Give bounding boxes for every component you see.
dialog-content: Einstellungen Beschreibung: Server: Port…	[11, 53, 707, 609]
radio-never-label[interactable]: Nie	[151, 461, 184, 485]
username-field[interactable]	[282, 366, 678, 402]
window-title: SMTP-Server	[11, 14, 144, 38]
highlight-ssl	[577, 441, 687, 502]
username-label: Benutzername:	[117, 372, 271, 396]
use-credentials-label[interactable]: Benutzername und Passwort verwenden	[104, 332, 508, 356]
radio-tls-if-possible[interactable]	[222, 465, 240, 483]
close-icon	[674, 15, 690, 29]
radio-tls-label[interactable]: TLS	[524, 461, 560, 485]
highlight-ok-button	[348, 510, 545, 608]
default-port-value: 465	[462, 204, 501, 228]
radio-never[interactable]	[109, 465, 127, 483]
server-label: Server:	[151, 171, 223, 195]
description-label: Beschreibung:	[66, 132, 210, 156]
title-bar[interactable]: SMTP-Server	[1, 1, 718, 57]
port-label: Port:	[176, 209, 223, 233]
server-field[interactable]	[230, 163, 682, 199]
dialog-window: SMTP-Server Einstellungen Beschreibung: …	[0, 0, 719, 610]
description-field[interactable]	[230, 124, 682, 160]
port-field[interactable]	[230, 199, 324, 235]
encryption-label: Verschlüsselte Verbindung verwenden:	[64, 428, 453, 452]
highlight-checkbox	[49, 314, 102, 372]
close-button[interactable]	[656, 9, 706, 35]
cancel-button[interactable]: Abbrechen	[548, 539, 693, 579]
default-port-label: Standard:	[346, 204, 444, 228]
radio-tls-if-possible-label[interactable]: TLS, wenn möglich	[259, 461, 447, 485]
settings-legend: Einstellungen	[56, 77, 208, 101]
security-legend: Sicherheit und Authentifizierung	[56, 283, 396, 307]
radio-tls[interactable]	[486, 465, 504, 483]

○ ○ ○

**Task brief:** Reproduce the records word for word, starting at the very first line and ending at the line containing "441, 687, 502]".

**Result for this exercise:**
Give bounding boxes for every component you see.
dialog-content: Einstellungen Beschreibung: Server: Port…	[11, 53, 707, 609]
radio-never-label[interactable]: Nie	[151, 461, 184, 485]
username-field[interactable]	[282, 366, 678, 402]
window-title: SMTP-Server	[11, 14, 144, 38]
highlight-ssl	[577, 441, 687, 502]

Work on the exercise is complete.